• **Problem details**:
Transcribe each entry in full, and leave the images out.

Page content transcription data
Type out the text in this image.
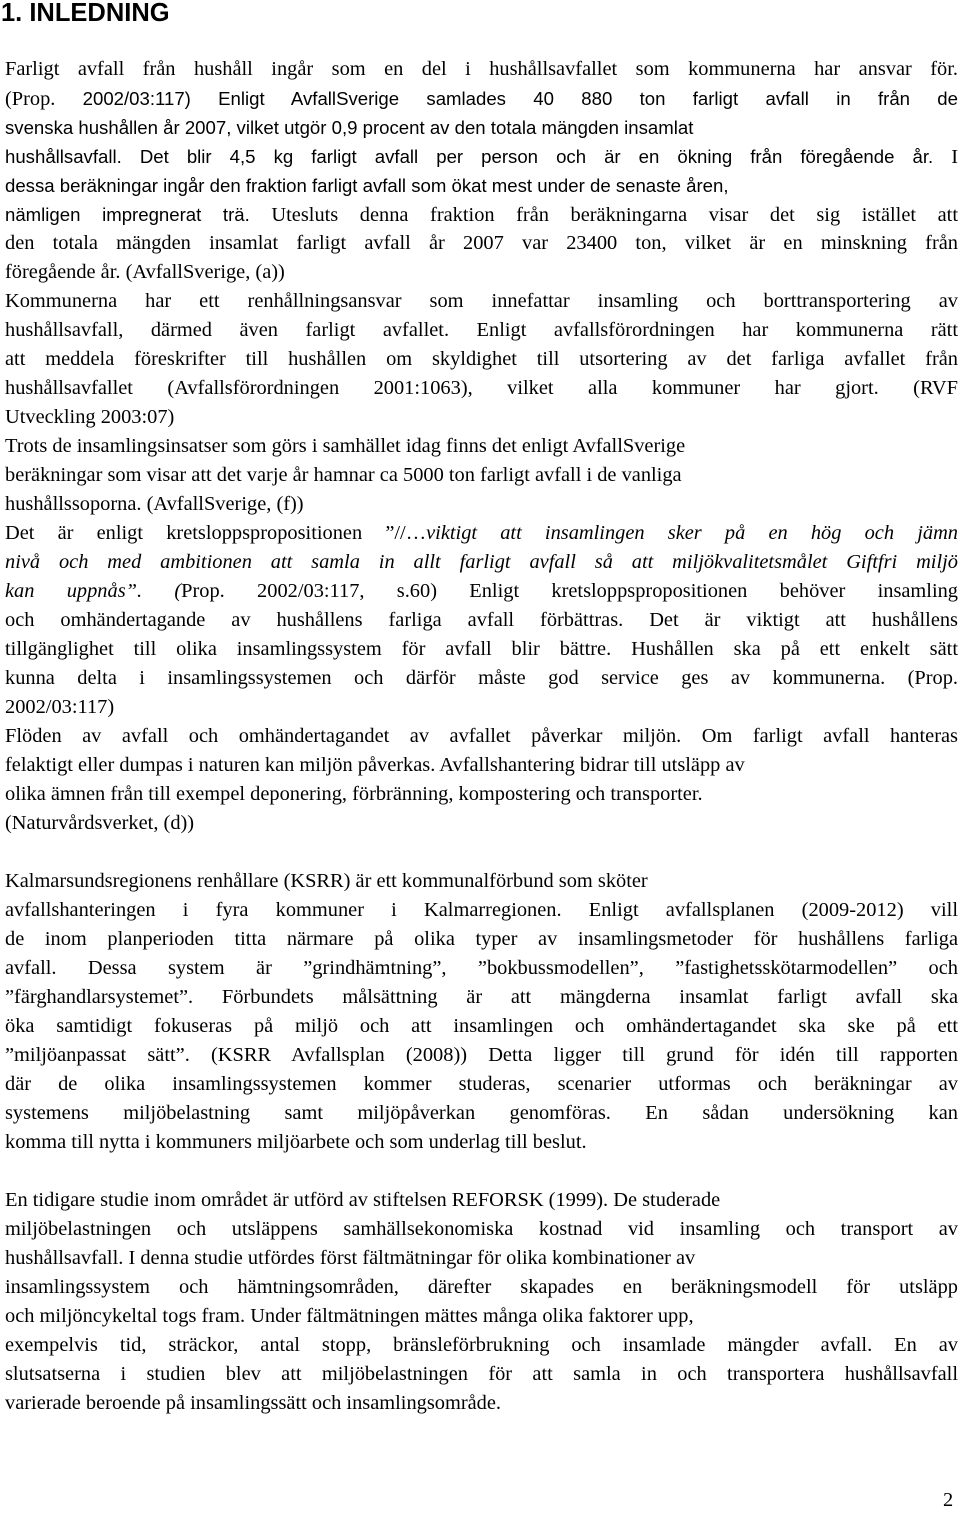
1. INLEDNING
Farligt avfall från hushåll ingår som en del i hushållsavfallet som kommunerna har ansvar för.
(Prop. 2002/03:117) Enligt AvfallSverige samlades 40 880 ton farligt avfall in från de
svenska hushållen år 2007, vilket utgör 0,9 procent av den totala mängden insamlat
hushållsavfall. Det blir 4,5 kg farligt avfall per person och är en ökning från föregående år. I
dessa beräkningar ingår den fraktion farligt avfall som ökat mest under de senaste åren,
nämligen impregnerat trä. Utesluts denna fraktion från beräkningarna visar det sig istället att
den totala mängden insamlat farligt avfall år 2007 var 23400 ton, vilket är en minskning från
föregående år. (AvfallSverige, (a))
Kommunerna har ett renhållningsansvar som innefattar insamling och borttransportering av
hushållsavfall, därmed även farligt avfallet. Enligt avfallsförordningen har kommunerna rätt
att meddela föreskrifter till hushållen om skyldighet till utsortering av det farliga avfallet från
hushållsavfallet (Avfallsförordningen 2001:1063), vilket alla kommuner har gjort. (RVF
Utveckling 2003:07)
Trots de insamlingsinsatser som görs i samhället idag finns det enligt AvfallSverige
beräkningar som visar att det varje år hamnar ca 5000 ton farligt avfall i de vanliga
hushållssoporna. (AvfallSverige, (f))
Det är enligt kretsloppspropositionen ”//…viktigt att insamlingen sker på en hög och jämn
nivå och med ambitionen att samla in allt farligt avfall så att miljökvalitetsmålet Giftfri miljö
kan uppnås”. (Prop. 2002/03:117, s.60) Enligt kretsloppspropositionen behöver insamling
och omhändertagande av hushållens farliga avfall förbättras. Det är viktigt att hushållens
tillgänglighet till olika insamlingssystem för avfall blir bättre. Hushållen ska på ett enkelt sätt
kunna delta i insamlingssystemen och därför måste god service ges av kommunerna. (Prop.
2002/03:117)
Flöden av avfall och omhändertagandet av avfallet påverkar miljön. Om farligt avfall hanteras
felaktigt eller dumpas i naturen kan miljön påverkas. Avfallshantering bidrar till utsläpp av
olika ämnen från till exempel deponering, förbränning, kompostering och transporter.
(Naturvårdsverket, (d))
Kalmarsundsregionens renhållare (KSRR) är ett kommunalförbund som sköter
avfallshanteringen i fyra kommuner i Kalmarregionen. Enligt avfallsplanen (2009-2012) vill
de inom planperioden titta närmare på olika typer av insamlingsmetoder för hushållens farliga
avfall. Dessa system är ”grindhämtning”, ”bokbussmodellen”, ”fastighetsskötarmodellen” och
”färghandlarsystemet”. Förbundets målsättning är att mängderna insamlat farligt avfall ska
öka samtidigt fokuseras på miljö och att insamlingen och omhändertagandet ska ske på ett
”miljöanpassat sätt”. (KSRR Avfallsplan (2008)) Detta ligger till grund för idén till rapporten
där de olika insamlingssystemen kommer studeras, scenarier utformas och beräkningar av
systemens miljöbelastning samt miljöpåverkan genomföras. En sådan undersökning kan
komma till nytta i kommuners miljöarbete och som underlag till beslut.
En tidigare studie inom området är utförd av stiftelsen REFORSK (1999). De studerade
miljöbelastningen och utsläppens samhällsekonomiska kostnad vid insamling och transport av
hushållsavfall. I denna studie utfördes först fältmätningar för olika kombinationer av
insamlingssystem och hämtningsområden, därefter skapades en beräkningsmodell för utsläpp
och miljöncykeltal togs fram. Under fältmätningen mättes många olika faktorer upp,
exempelvis tid, sträckor, antal stopp, bränsleförbrukning och insamlade mängder avfall. En av
slutsatserna i studien blev att miljöbelastningen för att samla in och transportera hushållsavfall
varierade beroende på insamlingssätt och insamlingsområde.
2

• **Your response**:
Type out the text in this image.
1. INLEDNING
Farligt avfall från hushåll ingår som en del i hushållsavfallet som kommunerna har ansvar för.
(Prop. 2002/03:117) Enligt AvfallSverige samlades 40 880 ton farligt avfall in från de
svenska hushållen år 2007, vilket utgör 0,9 procent av den totala mängden insamlat
hushållsavfall. Det blir 4,5 kg farligt avfall per person och är en ökning från föregående år. I
dessa beräkningar ingår den fraktion farligt avfall som ökat mest under de senaste åren,
nämligen impregnerat trä. Utesluts denna fraktion från beräkningarna visar det sig istället att
den totala mängden insamlat farligt avfall år 2007 var 23400 ton, vilket är en minskning från
föregående år. (AvfallSverige, (a))
Kommunerna har ett renhållningsansvar som innefattar insamling och borttransportering av
hushållsavfall, därmed även farligt avfallet. Enligt avfallsförordningen har kommunerna rätt
att meddela föreskrifter till hushållen om skyldighet till utsortering av det farliga avfallet från
hushållsavfallet (Avfallsförordningen 2001:1063), vilket alla kommuner har gjort. (RVF
Utveckling 2003:07)
Trots de insamlingsinsatser som görs i samhället idag finns det enligt AvfallSverige
beräkningar som visar att det varje år hamnar ca 5000 ton farligt avfall i de vanliga
hushållssoporna. (AvfallSverige, (f))
Det är enligt kretsloppspropositionen ”//…viktigt att insamlingen sker på en hög och jämn
nivå och med ambitionen att samla in allt farligt avfall så att miljökvalitetsmålet Giftfri miljö
kan uppnås”. (Prop. 2002/03:117, s.60) Enligt kretsloppspropositionen behöver insamling
och omhändertagande av hushållens farliga avfall förbättras. Det är viktigt att hushållens
tillgänglighet till olika insamlingssystem för avfall blir bättre. Hushållen ska på ett enkelt sätt
kunna delta i insamlingssystemen och därför måste god service ges av kommunerna. (Prop.
2002/03:117)
Flöden av avfall och omhändertagandet av avfallet påverkar miljön. Om farligt avfall hanteras
felaktigt eller dumpas i naturen kan miljön påverkas. Avfallshantering bidrar till utsläpp av
olika ämnen från till exempel deponering, förbränning, kompostering och transporter.
(Naturvårdsverket, (d))
Kalmarsundsregionens renhållare (KSRR) är ett kommunalförbund som sköter
avfallshanteringen i fyra kommuner i Kalmarregionen. Enligt avfallsplanen (2009-2012) vill
de inom planperioden titta närmare på olika typer av insamlingsmetoder för hushållens farliga
avfall. Dessa system är ”grindhämtning”, ”bokbussmodellen”, ”fastighetsskötarmodellen” och
”färghandlarsystemet”. Förbundets målsättning är att mängderna insamlat farligt avfall ska
öka samtidigt fokuseras på miljö och att insamlingen och omhändertagandet ska ske på ett
”miljöanpassat sätt”. (KSRR Avfallsplan (2008)) Detta ligger till grund för idén till rapporten
där de olika insamlingssystemen kommer studeras, scenarier utformas och beräkningar av
systemens miljöbelastning samt miljöpåverkan genomföras. En sådan undersökning kan
komma till nytta i kommuners miljöarbete och som underlag till beslut.
En tidigare studie inom området är utförd av stiftelsen REFORSK (1999). De studerade
miljöbelastningen och utsläppens samhällsekonomiska kostnad vid insamling och transport av
hushållsavfall. I denna studie utfördes först fältmätningar för olika kombinationer av
insamlingssystem och hämtningsområden, därefter skapades en beräkningsmodell för utsläpp
och miljöncykeltal togs fram. Under fältmätningen mättes många olika faktorer upp,
exempelvis tid, sträckor, antal stopp, bränsleförbrukning och insamlade mängder avfall. En av
slutsatserna i studien blev att miljöbelastningen för att samla in och transportera hushållsavfall
varierade beroende på insamlingssätt och insamlingsområde.
2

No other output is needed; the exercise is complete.